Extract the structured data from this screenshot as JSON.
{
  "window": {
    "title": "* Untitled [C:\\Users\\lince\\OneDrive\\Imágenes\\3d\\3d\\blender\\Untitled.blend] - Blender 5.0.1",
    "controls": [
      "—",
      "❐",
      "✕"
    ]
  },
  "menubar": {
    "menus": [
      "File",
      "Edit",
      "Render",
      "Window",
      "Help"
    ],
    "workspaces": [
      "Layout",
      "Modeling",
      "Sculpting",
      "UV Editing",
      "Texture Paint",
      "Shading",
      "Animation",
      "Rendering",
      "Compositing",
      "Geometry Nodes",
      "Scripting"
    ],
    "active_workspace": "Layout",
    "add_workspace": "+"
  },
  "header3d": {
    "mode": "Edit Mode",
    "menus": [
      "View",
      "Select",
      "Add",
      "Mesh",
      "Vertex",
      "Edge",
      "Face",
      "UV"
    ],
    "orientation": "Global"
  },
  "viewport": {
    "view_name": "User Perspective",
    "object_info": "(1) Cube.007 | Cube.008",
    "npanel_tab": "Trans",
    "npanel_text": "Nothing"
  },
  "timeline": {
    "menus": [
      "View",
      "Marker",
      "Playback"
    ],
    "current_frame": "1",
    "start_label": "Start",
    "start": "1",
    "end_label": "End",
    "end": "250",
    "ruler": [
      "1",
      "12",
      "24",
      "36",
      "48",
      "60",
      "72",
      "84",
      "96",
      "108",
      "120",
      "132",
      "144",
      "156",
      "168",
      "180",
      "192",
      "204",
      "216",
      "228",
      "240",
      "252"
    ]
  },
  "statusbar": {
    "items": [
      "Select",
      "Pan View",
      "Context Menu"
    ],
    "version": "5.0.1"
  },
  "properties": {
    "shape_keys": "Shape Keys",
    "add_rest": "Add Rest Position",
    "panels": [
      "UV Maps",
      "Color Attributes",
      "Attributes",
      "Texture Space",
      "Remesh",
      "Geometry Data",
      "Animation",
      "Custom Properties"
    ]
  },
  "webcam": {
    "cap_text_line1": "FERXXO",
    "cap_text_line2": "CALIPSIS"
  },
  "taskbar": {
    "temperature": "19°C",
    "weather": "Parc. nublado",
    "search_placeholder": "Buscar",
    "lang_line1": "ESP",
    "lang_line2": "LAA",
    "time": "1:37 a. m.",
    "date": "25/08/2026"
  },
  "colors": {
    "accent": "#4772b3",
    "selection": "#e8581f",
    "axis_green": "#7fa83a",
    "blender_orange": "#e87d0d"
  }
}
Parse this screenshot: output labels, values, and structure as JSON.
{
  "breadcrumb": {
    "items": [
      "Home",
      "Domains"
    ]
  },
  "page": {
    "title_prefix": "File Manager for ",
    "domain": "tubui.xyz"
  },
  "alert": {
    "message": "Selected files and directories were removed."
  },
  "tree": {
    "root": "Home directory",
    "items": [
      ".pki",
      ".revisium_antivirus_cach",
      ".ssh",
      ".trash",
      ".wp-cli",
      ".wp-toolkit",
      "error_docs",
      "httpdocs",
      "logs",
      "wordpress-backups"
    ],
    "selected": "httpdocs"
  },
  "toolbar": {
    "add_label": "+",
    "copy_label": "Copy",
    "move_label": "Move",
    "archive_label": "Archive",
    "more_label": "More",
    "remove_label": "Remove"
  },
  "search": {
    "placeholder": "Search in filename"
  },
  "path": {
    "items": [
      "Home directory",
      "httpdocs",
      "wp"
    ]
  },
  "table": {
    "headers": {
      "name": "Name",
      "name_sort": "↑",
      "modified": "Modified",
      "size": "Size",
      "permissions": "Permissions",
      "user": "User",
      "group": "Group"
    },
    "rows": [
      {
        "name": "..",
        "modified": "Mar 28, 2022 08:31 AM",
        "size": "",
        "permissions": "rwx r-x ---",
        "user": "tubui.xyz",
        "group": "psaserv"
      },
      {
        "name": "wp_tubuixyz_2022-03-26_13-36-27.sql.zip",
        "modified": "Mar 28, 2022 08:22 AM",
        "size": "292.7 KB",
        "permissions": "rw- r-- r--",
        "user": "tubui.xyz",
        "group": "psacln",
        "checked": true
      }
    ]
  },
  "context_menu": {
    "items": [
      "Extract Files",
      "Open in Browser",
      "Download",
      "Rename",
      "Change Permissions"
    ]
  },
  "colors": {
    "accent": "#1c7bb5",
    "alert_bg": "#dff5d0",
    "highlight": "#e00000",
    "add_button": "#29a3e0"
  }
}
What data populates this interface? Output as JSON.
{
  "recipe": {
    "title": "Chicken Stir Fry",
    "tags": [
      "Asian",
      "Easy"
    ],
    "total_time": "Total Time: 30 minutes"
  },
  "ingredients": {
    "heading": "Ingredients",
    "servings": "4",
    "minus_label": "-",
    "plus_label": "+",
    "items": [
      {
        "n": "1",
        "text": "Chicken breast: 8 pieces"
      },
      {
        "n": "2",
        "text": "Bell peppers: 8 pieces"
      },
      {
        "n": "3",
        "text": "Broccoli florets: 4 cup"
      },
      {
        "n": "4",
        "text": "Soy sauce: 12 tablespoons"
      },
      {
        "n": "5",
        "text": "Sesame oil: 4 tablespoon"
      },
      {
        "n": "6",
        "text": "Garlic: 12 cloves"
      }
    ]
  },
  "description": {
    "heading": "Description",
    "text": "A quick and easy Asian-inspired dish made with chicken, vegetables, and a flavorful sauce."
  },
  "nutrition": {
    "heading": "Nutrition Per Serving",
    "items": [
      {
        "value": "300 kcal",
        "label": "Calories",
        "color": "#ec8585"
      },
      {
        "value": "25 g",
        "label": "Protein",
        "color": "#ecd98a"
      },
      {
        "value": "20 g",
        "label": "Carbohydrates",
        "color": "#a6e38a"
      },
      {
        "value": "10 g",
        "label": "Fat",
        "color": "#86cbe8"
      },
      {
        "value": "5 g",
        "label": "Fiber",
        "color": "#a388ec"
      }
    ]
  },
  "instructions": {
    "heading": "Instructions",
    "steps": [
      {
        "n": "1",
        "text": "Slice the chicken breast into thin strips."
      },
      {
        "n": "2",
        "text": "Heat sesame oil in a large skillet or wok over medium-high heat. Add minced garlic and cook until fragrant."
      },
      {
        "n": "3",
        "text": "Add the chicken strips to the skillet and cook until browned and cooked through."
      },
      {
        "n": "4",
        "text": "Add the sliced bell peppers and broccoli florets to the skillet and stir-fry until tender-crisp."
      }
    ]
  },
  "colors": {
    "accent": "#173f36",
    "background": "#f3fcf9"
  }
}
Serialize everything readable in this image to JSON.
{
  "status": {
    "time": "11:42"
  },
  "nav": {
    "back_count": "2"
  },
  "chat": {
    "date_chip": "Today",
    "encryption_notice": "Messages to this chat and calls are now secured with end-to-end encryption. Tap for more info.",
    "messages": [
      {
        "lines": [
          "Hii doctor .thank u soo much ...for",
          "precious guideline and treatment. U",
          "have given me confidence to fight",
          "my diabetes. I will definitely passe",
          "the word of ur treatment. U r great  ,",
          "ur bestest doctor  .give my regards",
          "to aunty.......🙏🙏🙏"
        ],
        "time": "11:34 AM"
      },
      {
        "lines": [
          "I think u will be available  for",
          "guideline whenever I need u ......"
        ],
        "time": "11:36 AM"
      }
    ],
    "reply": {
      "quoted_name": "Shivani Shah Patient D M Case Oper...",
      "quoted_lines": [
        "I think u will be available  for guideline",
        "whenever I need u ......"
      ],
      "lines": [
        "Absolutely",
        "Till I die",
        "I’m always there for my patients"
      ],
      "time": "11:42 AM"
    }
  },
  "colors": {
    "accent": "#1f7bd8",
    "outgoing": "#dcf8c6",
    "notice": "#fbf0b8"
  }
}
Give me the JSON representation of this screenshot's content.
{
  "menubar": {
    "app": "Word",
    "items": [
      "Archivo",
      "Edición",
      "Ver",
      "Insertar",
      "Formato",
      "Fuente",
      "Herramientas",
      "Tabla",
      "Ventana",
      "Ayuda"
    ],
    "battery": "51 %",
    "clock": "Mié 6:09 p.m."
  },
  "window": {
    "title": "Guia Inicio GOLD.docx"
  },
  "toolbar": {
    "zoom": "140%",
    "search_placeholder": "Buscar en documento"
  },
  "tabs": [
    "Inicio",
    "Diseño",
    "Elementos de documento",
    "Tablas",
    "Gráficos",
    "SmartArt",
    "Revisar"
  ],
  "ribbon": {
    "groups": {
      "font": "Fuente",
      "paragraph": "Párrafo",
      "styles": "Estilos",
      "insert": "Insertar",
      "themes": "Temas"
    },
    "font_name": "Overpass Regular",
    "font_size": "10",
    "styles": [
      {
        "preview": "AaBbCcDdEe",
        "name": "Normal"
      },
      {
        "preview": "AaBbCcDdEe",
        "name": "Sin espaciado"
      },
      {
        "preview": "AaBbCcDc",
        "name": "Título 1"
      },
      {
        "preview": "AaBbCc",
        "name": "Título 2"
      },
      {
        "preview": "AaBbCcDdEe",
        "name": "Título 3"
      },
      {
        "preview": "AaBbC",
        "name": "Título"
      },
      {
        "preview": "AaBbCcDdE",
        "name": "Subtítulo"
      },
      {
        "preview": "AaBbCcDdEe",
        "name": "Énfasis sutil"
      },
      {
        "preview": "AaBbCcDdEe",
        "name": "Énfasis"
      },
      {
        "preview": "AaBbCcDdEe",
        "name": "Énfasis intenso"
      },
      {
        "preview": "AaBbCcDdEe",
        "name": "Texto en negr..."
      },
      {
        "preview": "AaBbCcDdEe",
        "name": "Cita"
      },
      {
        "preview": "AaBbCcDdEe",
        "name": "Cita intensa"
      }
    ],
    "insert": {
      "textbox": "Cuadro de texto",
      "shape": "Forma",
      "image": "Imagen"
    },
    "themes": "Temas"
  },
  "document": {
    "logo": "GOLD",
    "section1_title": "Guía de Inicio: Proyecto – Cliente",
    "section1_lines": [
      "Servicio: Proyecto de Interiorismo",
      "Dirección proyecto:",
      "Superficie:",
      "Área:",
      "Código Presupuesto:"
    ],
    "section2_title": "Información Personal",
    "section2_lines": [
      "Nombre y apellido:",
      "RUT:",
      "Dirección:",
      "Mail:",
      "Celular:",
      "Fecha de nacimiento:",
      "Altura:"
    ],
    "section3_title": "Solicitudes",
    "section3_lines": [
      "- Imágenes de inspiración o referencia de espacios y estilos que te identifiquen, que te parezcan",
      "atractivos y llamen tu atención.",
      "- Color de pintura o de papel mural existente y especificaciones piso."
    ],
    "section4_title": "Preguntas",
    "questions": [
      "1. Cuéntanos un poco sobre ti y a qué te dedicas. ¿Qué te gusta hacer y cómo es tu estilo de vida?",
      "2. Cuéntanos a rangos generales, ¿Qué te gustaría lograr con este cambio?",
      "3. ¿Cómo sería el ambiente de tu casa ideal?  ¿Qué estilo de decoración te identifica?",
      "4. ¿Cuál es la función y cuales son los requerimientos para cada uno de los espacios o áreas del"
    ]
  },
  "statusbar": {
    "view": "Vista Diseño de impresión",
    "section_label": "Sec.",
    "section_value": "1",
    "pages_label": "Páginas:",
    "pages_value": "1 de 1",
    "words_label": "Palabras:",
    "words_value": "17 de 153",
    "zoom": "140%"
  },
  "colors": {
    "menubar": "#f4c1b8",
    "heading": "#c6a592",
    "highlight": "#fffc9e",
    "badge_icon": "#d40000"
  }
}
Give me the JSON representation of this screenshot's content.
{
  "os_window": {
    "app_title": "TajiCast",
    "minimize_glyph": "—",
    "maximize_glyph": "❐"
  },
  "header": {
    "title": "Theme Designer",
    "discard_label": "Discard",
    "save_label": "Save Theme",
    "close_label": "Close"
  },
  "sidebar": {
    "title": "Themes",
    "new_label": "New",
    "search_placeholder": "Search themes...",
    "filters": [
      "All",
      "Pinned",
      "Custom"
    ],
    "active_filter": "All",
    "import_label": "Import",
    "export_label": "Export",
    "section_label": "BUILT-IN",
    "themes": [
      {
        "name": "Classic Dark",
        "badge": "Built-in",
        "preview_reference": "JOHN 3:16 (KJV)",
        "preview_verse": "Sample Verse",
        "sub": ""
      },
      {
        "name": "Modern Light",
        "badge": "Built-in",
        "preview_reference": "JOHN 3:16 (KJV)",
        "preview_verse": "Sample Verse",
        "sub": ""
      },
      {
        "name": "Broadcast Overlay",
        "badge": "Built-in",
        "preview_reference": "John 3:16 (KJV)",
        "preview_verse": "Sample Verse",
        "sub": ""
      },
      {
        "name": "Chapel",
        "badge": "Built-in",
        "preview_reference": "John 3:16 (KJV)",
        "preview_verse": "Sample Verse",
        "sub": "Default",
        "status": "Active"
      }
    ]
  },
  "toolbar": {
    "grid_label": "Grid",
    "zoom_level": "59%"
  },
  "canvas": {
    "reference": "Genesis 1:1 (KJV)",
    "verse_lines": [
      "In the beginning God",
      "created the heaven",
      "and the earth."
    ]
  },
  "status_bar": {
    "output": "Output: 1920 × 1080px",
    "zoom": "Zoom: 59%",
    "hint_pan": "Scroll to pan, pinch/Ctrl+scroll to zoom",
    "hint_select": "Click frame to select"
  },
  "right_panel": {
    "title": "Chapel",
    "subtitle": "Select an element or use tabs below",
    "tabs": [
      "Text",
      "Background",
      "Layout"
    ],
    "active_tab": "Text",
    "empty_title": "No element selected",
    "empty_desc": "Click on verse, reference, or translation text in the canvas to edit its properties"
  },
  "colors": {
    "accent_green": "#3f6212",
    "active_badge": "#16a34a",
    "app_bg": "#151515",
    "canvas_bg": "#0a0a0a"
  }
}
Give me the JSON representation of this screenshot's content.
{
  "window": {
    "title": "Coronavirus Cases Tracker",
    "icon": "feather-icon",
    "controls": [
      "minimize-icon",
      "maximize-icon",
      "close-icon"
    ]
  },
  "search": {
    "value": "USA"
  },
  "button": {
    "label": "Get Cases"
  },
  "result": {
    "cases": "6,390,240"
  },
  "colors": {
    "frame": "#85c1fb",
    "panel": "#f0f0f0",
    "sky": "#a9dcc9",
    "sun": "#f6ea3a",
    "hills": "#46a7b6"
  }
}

WHAT TO DO: If a line of the records above contains the word "peppers", count it; then give the total and nothing more.

RESULT: 2